# 72.3% OF PVR VIEWERS SKIP COMMERCIALS



## spi-dee (Jun 6, 2002)

http://www.adage.com/news.cms?newsId=35293

here is an interesting article on commercial skipping. No surprise that beer commercials are skipped the least. They didn't mention movie trailers which I watch a lot of.

What is the difference between PVR and VCR skipping? 77% (PVR) to 16% (VCR) . No wondered ad people are worried.

What this study does show, if you make an interesting ad, people will watch.


----------



## Scott Greczkowski (Mar 21, 2002)

I must be stupid.  Whenever I am watching a recorded show I almost always forget that I am watching a recording and don't skip the commercials.

Haha!


----------



## Geronimo (Mar 23, 2002)

Fits t ofa ll who would choose a name base don Spider- Man? That seems odd to me. But I think I have seen it before somewhere.


But no real difference in ad skipping except that PVRs make it a bit easier with that 30 second skip ahead button.

• DATASET EXTRACT:
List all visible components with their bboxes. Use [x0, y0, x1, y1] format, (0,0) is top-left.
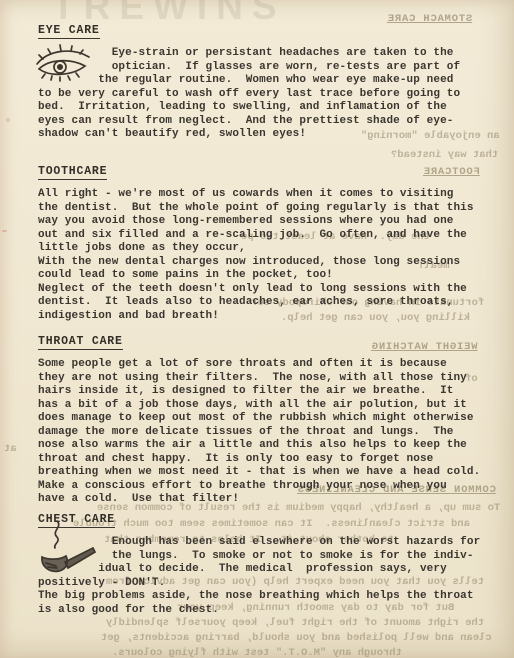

• WHAT YOU NEED TO DO:
A: Answer these from the forum thread on commercial skipping:
(i) Which commercials does the first post say are skipped the least?
(ii) What does Scott Greczkowski say he almost always forgets while watching a recorded show?
(iii) Which button does Geronimo say makes ad skipping a bit easier on PVRs?
B: Carry on the forum thread about skipping commercials with PVRs, picking up after its last post.

• OUTPUTS BY TASK:
A:
(i) Beer commercials.
(ii) That he is watching a recording, so he doesn't skip the commercials.
(iii) The 30 second skip ahead button.

B:
----------



## Randy_B (Apr 23, 2002)

What would you expect to see in Ad Age? Figures don't lie, but liers figure. They will make the numbers look like whatever they need to support their case in court to abolish PVR technology. What is the percentage of people that just get up from the couch when watching TV in real time?


----------



## MikeW (May 16, 2002)

> _Originally posted by Randy_B _
> *What is the percentage of people that just get up from the couch when watching TV in real time? *


From the story:
...and those who "ignore" commercials on live TV (44.6% of the time). The research characterizes "ignoring" live TV as getting a snack, starting a conversation or taking a bathroom break.

For me, once I found the hack to change the skip button from "goto begin or goto end" of program to a 30 sec. skip on my SA Tivo, that button is pressed more often than any other button my 19 remotes.


----------



## Scott Greczkowski (Mar 21, 2002)

> What is the percentage of people that just get up from the couch when watching TV in real time?


I can see it now the Idiot from AOL/Time Warner will be quoted next as saying "Anyone who gets up durring commercials to pee is a theif" 

Good greif.

The Genie is out of the bottle already and theres no cork big enough to put it back in.


----------



## invaliduser88 (Apr 23, 2002)

The level of control that those *sses in the entertainment industry think they should be able to leverage on us is ludicrious!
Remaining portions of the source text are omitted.